Material for this task:

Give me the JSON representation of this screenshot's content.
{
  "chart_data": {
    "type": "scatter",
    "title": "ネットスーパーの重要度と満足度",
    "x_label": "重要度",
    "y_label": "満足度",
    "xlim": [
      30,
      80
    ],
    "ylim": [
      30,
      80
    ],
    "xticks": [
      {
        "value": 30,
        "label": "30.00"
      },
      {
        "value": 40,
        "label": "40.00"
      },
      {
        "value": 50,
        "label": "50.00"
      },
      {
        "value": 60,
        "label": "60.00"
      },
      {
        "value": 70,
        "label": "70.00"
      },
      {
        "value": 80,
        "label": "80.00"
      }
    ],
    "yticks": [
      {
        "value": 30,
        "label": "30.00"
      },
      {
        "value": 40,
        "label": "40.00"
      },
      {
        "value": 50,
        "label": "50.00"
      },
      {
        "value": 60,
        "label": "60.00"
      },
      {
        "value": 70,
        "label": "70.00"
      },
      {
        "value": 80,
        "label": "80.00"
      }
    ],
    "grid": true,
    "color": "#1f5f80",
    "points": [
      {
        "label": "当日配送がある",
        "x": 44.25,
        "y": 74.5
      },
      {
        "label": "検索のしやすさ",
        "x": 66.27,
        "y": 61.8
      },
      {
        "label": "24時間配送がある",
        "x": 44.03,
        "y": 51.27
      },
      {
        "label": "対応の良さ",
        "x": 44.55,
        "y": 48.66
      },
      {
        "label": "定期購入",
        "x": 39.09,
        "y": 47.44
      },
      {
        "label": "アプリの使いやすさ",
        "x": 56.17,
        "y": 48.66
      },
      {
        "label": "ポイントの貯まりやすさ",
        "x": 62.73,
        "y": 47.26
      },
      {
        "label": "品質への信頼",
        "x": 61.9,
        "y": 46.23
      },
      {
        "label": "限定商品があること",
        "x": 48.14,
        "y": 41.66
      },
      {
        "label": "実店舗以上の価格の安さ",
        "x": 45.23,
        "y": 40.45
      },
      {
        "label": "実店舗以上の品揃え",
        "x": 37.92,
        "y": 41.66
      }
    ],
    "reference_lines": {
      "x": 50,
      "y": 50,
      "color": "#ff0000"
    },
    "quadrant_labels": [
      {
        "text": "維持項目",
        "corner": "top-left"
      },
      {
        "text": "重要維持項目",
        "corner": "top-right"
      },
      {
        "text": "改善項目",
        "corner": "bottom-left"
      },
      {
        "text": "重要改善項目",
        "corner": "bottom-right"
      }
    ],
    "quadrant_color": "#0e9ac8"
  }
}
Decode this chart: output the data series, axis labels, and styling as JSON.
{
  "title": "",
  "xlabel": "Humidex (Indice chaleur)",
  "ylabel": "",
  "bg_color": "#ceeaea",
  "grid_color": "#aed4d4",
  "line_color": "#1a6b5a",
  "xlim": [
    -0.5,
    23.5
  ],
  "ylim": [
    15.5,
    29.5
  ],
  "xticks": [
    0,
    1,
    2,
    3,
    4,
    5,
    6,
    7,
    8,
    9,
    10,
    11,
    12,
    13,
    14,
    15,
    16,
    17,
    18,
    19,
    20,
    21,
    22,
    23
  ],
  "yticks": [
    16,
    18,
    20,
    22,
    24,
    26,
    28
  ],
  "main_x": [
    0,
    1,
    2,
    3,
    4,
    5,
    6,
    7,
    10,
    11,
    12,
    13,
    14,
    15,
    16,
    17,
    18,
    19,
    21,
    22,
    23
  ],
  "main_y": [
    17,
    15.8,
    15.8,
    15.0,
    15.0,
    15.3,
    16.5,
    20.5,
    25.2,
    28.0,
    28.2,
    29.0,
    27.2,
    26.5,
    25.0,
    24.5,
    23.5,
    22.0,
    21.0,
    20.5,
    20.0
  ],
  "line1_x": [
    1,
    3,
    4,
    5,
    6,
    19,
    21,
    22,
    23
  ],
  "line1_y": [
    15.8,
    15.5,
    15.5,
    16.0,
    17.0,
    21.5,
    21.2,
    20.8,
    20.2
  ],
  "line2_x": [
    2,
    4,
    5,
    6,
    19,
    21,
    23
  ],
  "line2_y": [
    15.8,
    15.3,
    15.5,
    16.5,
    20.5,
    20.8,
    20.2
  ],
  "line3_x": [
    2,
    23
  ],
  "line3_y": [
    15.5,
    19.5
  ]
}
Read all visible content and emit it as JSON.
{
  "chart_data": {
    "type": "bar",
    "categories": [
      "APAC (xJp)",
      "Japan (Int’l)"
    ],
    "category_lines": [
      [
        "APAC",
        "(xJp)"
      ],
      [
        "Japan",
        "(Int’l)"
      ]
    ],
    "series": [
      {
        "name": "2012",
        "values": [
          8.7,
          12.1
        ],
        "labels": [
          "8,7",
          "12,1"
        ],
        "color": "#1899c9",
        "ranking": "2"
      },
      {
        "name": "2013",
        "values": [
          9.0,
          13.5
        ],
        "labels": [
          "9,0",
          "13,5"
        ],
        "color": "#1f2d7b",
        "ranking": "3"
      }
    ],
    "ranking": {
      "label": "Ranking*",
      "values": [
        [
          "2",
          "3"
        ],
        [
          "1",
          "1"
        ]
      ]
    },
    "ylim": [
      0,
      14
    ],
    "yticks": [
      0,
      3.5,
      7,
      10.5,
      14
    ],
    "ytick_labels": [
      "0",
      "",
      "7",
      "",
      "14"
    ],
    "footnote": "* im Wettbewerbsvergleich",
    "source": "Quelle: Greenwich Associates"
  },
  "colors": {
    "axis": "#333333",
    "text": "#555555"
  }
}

To do: From the listing above, copy all lines holding the word "content".

Exercise output:
Give me the JSON representation of this screenshot's content.
Read all visible content and emit it as JSON.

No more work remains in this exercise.